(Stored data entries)
━━━━━━━━━━
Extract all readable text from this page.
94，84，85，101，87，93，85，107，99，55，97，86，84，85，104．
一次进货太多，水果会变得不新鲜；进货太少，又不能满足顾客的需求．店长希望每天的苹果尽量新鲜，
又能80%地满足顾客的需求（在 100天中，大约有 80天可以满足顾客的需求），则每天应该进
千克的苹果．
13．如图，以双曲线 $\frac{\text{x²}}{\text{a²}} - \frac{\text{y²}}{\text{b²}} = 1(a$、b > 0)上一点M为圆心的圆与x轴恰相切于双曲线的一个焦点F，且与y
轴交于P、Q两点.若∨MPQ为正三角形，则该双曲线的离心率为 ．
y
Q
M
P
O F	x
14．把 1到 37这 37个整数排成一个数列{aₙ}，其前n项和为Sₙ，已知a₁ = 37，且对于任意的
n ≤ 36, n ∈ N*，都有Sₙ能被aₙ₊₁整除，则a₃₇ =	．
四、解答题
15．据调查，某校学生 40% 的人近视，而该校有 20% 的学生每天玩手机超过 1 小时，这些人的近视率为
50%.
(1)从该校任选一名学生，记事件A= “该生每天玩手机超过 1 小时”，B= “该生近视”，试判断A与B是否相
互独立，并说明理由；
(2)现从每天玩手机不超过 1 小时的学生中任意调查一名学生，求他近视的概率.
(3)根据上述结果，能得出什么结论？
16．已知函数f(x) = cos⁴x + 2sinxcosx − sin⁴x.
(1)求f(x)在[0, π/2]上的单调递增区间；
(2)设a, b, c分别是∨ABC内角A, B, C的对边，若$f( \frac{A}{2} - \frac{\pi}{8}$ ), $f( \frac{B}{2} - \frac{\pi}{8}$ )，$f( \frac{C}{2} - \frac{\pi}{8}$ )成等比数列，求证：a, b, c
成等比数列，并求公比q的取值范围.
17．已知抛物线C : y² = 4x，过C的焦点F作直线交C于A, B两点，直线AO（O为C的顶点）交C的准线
━━━━━━━━━━
> WHAT YOU ARE ASKED TO DO: Write out every entry again exactly, please, with nothing missing.

> OUTPUT BELOW:
Extract all readable text from this page.
94，84，85，101，87，93，85，107，99，55，97，86，84，85，104．
一次进货太多，水果会变得不新鲜；进货太少，又不能满足顾客的需求．店长希望每天的苹果尽量新鲜，
又能80%地满足顾客的需求（在 100天中，大约有 80天可以满足顾客的需求），则每天应该进
千克的苹果．
13．如图，以双曲线 $\frac{\text{x²}}{\text{a²}} - \frac{\text{y²}}{\text{b²}} = 1(a$、b > 0)上一点M为圆心的圆与x轴恰相切于双曲线的一个焦点F，且与y
轴交于P、Q两点.若∨MPQ为正三角形，则该双曲线的离心率为 ．
y
Q
M
P
O F	x
14．把 1到 37这 37个整数排成一个数列{aₙ}，其前n项和为Sₙ，已知a₁ = 37，且对于任意的
n ≤ 36, n ∈ N*，都有Sₙ能被aₙ₊₁整除，则a₃₇ =	．
四、解答题
15．据调查，某校学生 40% 的人近视，而该校有 20% 的学生每天玩手机超过 1 小时，这些人的近视率为
50%.
(1)从该校任选一名学生，记事件A= “该生每天玩手机超过 1 小时”，B= “该生近视”，试判断A与B是否相
互独立，并说明理由；
(2)现从每天玩手机不超过 1 小时的学生中任意调查一名学生，求他近视的概率.
(3)根据上述结果，能得出什么结论？
16．已知函数f(x) = cos⁴x + 2sinxcosx − sin⁴x.
(1)求f(x)在[0, π/2]上的单调递增区间；
(2)设a, b, c分别是∨ABC内角A, B, C的对边，若$f( \frac{A}{2} - \frac{\pi}{8}$ ), $f( \frac{B}{2} - \frac{\pi}{8}$ )，$f( \frac{C}{2} - \frac{\pi}{8}$ )成等比数列，求证：a, b, c
成等比数列，并求公比q的取值范围.
17．已知抛物线C : y² = 4x，过C的焦点F作直线交C于A, B两点，直线AO（O为C的顶点）交C的准线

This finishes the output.